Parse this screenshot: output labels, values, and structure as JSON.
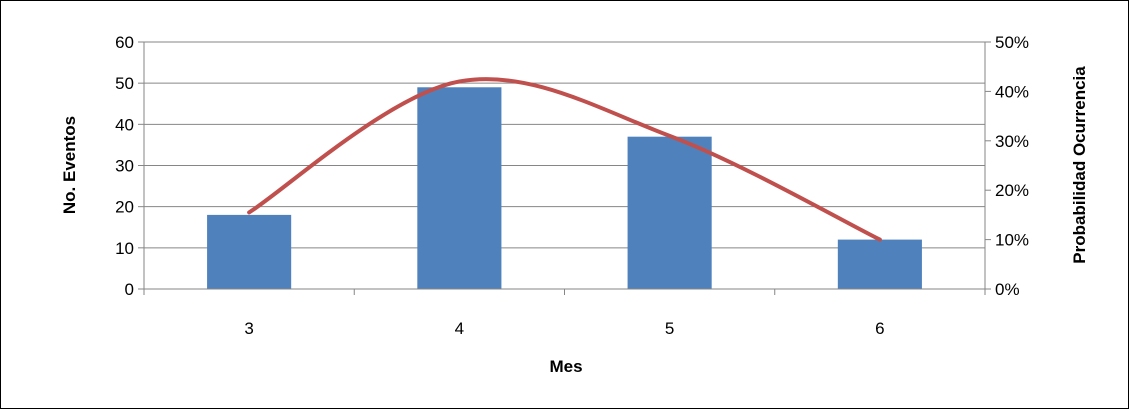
{
  "chart_data": {
    "type": "bar",
    "title": "",
    "xlabel": "Mes",
    "ylabel": "No. Eventos",
    "y2label": "Probabilidad  Ocurrencia",
    "categories": [
      "3",
      "4",
      "5",
      "6"
    ],
    "series": [
      {
        "type": "bar",
        "axis": "left",
        "color": "#4F81BD",
        "values": [
          18,
          49,
          37,
          12
        ]
      },
      {
        "type": "line",
        "axis": "right",
        "smooth": true,
        "color": "#C0504D",
        "values": [
          0.155,
          0.42,
          0.31,
          0.1
        ]
      }
    ],
    "ylim": [
      0,
      60
    ],
    "yticks": [
      "0",
      "10",
      "20",
      "30",
      "40",
      "50",
      "60"
    ],
    "y2lim": [
      0,
      0.5
    ],
    "y2ticks": [
      "0%",
      "10%",
      "20%",
      "30%",
      "40%",
      "50%"
    ],
    "grid": true,
    "legend": "none"
  }
}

==========

Reproduce the records, all of them, word for word; omit the pictures.

Parse this screenshot: output labels, values, and structure as JSON.
{
  "chart_data": {
    "type": "bar",
    "title": "",
    "xlabel": "Mes",
    "ylabel": "No. Eventos",
    "y2label": "Probabilidad  Ocurrencia",
    "categories": [
      "3",
      "4",
      "5",
      "6"
    ],
    "series": [
      {
        "type": "bar",
        "axis": "left",
        "color": "#4F81BD",
        "values": [
          18,
          49,
          37,
          12
        ]
      },
      {
        "type": "line",
        "axis": "right",
        "smooth": true,
        "color": "#C0504D",
        "values": [
          0.155,
          0.42,
          0.31,
          0.1
        ]
      }
    ],
    "ylim": [
      0,
      60
    ],
    "yticks": [
      "0",
      "10",
      "20",
      "30",
      "40",
      "50",
      "60"
    ],
    "y2lim": [
      0,
      0.5
    ],
    "y2ticks": [
      "0%",
      "10%",
      "20%",
      "30%",
      "40%",
      "50%"
    ],
    "grid": true,
    "legend": "none"
  }
}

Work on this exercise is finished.